Your objective: Can you find the lines of the listing that include "text" and copy every one?

Data items:
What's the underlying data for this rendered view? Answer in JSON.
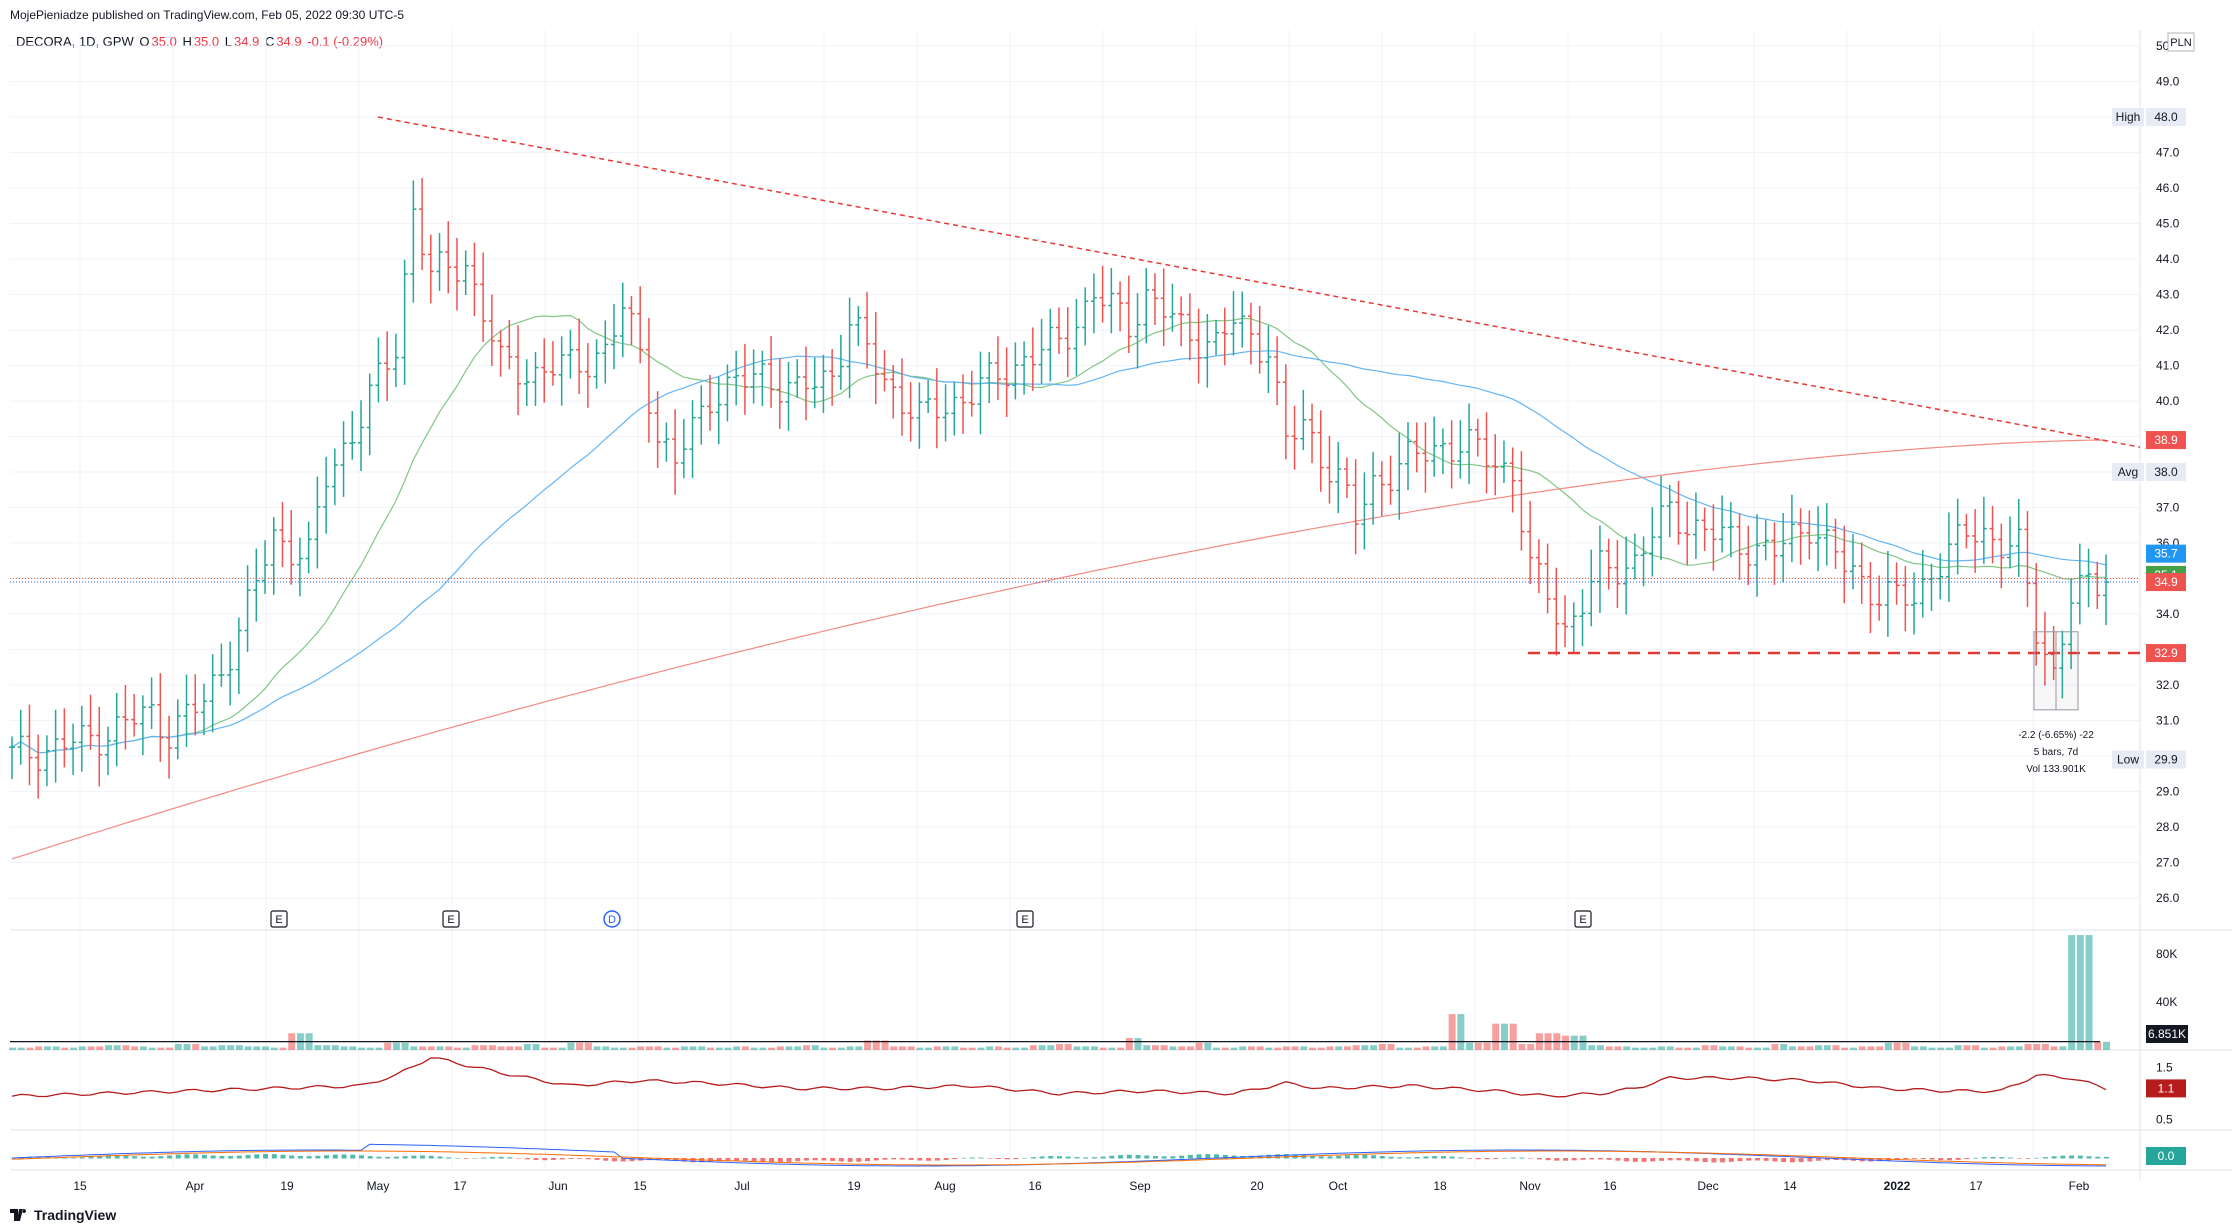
{
  "header": {
    "published": "MojePieniadze published on TradingView.com, Feb 05, 2022 09:30 UTC-5"
  },
  "legend": {
    "symbol": "DECORA, 1D, GPW",
    "o_label": "O",
    "o_value": "35.0",
    "h_label": "H",
    "h_value": "35.0",
    "l_label": "L",
    "l_value": "34.9",
    "c_label": "C",
    "c_value": "34.9",
    "change": "-0.1 (-0.29%)"
  },
  "currency": "PLN",
  "footer": {
    "brand": "TradingView"
  },
  "colors": {
    "up": "#26a69a",
    "down": "#ef5350",
    "sma_short": "#81c784",
    "sma_mid": "#64b5f6",
    "sma_long": "#f28b82",
    "trendline": "#e53935",
    "rsi_line": "#b71c1c",
    "grid": "#f0f3fa"
  },
  "price_scale": {
    "ticks": [
      "26.0",
      "27.0",
      "28.0",
      "29.0",
      "30.0",
      "31.0",
      "32.0",
      "33.0",
      "34.0",
      "35.0",
      "36.0",
      "37.0",
      "38.0",
      "39.0",
      "40.0",
      "41.0",
      "42.0",
      "43.0",
      "44.0",
      "45.0",
      "46.0",
      "47.0",
      "48.0",
      "49.0",
      "50"
    ],
    "labels": [
      {
        "text": "48.0",
        "tag": "High",
        "value": 48.0,
        "style": "plain"
      },
      {
        "text": "38.9",
        "value": 38.9,
        "style": "red"
      },
      {
        "text": "38.0",
        "tag": "Avg",
        "value": 38.0,
        "style": "plain"
      },
      {
        "text": "35.7",
        "value": 35.7,
        "style": "blue"
      },
      {
        "text": "35.1",
        "value": 35.1,
        "style": "green"
      },
      {
        "text": "34.9",
        "value": 34.9,
        "style": "red"
      },
      {
        "text": "32.9",
        "value": 32.9,
        "style": "red"
      },
      {
        "text": "29.9",
        "tag": "Low",
        "value": 29.9,
        "style": "plain"
      }
    ]
  },
  "volume_scale": {
    "ticks": [
      "40K",
      "80K"
    ],
    "current": "6.851K"
  },
  "indicator1_scale": {
    "ticks": [
      "1.5",
      "0.5"
    ],
    "current": "1.1"
  },
  "indicator2_scale": {
    "current": "0.0"
  },
  "time_axis": [
    "15",
    "Apr",
    "19",
    "May",
    "17",
    "Jun",
    "15",
    "Jul",
    "19",
    "Aug",
    "16",
    "Sep",
    "20",
    "Oct",
    "18",
    "Nov",
    "16",
    "Dec",
    "14",
    "2022",
    "17",
    "Feb"
  ],
  "events": [
    {
      "label": "E",
      "type": "earnings"
    },
    {
      "label": "E",
      "type": "earnings"
    },
    {
      "label": "D",
      "type": "dividend"
    },
    {
      "label": "E",
      "type": "earnings"
    },
    {
      "label": "E",
      "type": "earnings"
    }
  ],
  "measure": {
    "line1": "-2.2 (-6.65%) -22",
    "line2": "5 bars, 7d",
    "line3": "Vol 133.901K"
  },
  "chart_data": {
    "type": "ohlc",
    "symbol": "DECORA",
    "interval": "1D",
    "last": 34.9,
    "high": 48.0,
    "low": 29.9,
    "avg": 38.0,
    "support_level": 32.9,
    "sma_values": {
      "short": 35.1,
      "mid": 35.7,
      "long": 38.9
    },
    "ylim": [
      25.5,
      50.5
    ],
    "close_path": [
      [
        0,
        30.0
      ],
      [
        8,
        30.4
      ],
      [
        16,
        31.2
      ],
      [
        18,
        30.7
      ],
      [
        22,
        31.5
      ],
      [
        26,
        33.5
      ],
      [
        30,
        36.2
      ],
      [
        34,
        35.6
      ],
      [
        36,
        37.8
      ],
      [
        40,
        39.6
      ],
      [
        44,
        41.5
      ],
      [
        46,
        45.5
      ],
      [
        48,
        43.5
      ],
      [
        52,
        43.9
      ],
      [
        54,
        42.5
      ],
      [
        56,
        41.0
      ],
      [
        60,
        40.8
      ],
      [
        64,
        41.0
      ],
      [
        68,
        41.4
      ],
      [
        70,
        42.5
      ],
      [
        72,
        41.5
      ],
      [
        74,
        39.0
      ],
      [
        76,
        38.2
      ],
      [
        80,
        40.2
      ],
      [
        84,
        40.5
      ],
      [
        86,
        40.8
      ],
      [
        90,
        40.2
      ],
      [
        94,
        40.8
      ],
      [
        96,
        42.2
      ],
      [
        100,
        40.6
      ],
      [
        104,
        39.5
      ],
      [
        108,
        40.0
      ],
      [
        112,
        40.5
      ],
      [
        116,
        41.2
      ],
      [
        120,
        41.6
      ],
      [
        124,
        43.0
      ],
      [
        128,
        42.2
      ],
      [
        130,
        43.0
      ],
      [
        134,
        42.0
      ],
      [
        138,
        41.6
      ],
      [
        140,
        42.2
      ],
      [
        144,
        41.5
      ],
      [
        146,
        38.8
      ],
      [
        148,
        39.3
      ],
      [
        152,
        37.8
      ],
      [
        154,
        36.6
      ],
      [
        156,
        37.7
      ],
      [
        160,
        38.3
      ],
      [
        164,
        38.8
      ],
      [
        168,
        38.6
      ],
      [
        172,
        38.0
      ],
      [
        174,
        35.2
      ],
      [
        176,
        34.6
      ],
      [
        178,
        33.6
      ],
      [
        180,
        34.3
      ],
      [
        182,
        35.2
      ],
      [
        186,
        35.5
      ],
      [
        190,
        36.9
      ],
      [
        194,
        36.3
      ],
      [
        198,
        36.0
      ],
      [
        202,
        35.7
      ],
      [
        206,
        36.6
      ],
      [
        210,
        35.3
      ],
      [
        214,
        34.6
      ],
      [
        218,
        34.3
      ],
      [
        220,
        35.3
      ],
      [
        224,
        36.2
      ],
      [
        226,
        36.3
      ],
      [
        230,
        35.8
      ],
      [
        232,
        33.5
      ],
      [
        234,
        32.4
      ],
      [
        236,
        34.5
      ],
      [
        240,
        34.9
      ]
    ],
    "volume_K": [
      2,
      3,
      2,
      3,
      4,
      3,
      2,
      5,
      3,
      4,
      3,
      2,
      14,
      4,
      3,
      2,
      6,
      3,
      3,
      2,
      4,
      3,
      5,
      2,
      6,
      3,
      2,
      3,
      2,
      3,
      2,
      3,
      2,
      3,
      4,
      2,
      3,
      8,
      3,
      2,
      3,
      2,
      3,
      2,
      4,
      5,
      3,
      2,
      10,
      4,
      3,
      6,
      2,
      3,
      2,
      3,
      2,
      3,
      4,
      5,
      2,
      3,
      30,
      6,
      22,
      5,
      14,
      12,
      4,
      3,
      2,
      3,
      2,
      4,
      3,
      2,
      5,
      3,
      4,
      2,
      3,
      6,
      3,
      2,
      4,
      2,
      3,
      5,
      3,
      96,
      6.851
    ],
    "rsi_like": [
      [
        0,
        0.95
      ],
      [
        20,
        1.05
      ],
      [
        40,
        1.15
      ],
      [
        44,
        1.35
      ],
      [
        48,
        1.7
      ],
      [
        56,
        1.4
      ],
      [
        64,
        1.15
      ],
      [
        72,
        1.25
      ],
      [
        80,
        1.2
      ],
      [
        90,
        1.1
      ],
      [
        100,
        1.1
      ],
      [
        110,
        1.15
      ],
      [
        120,
        1.0
      ],
      [
        130,
        1.05
      ],
      [
        140,
        1.0
      ],
      [
        146,
        1.2
      ],
      [
        150,
        1.1
      ],
      [
        160,
        1.15
      ],
      [
        170,
        1.05
      ],
      [
        176,
        0.95
      ],
      [
        182,
        1.0
      ],
      [
        186,
        1.1
      ],
      [
        190,
        1.3
      ],
      [
        198,
        1.3
      ],
      [
        206,
        1.25
      ],
      [
        214,
        1.1
      ],
      [
        222,
        1.05
      ],
      [
        228,
        1.05
      ],
      [
        232,
        1.35
      ],
      [
        236,
        1.3
      ],
      [
        240,
        1.1
      ]
    ]
  }
}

Result for this task:
        "text": "48.0",
        "text": "38.9",
        "text": "38.0",
        "text": "35.7",
        "text": "35.1",
        "text": "34.9",
        "text": "32.9",
        "text": "29.9",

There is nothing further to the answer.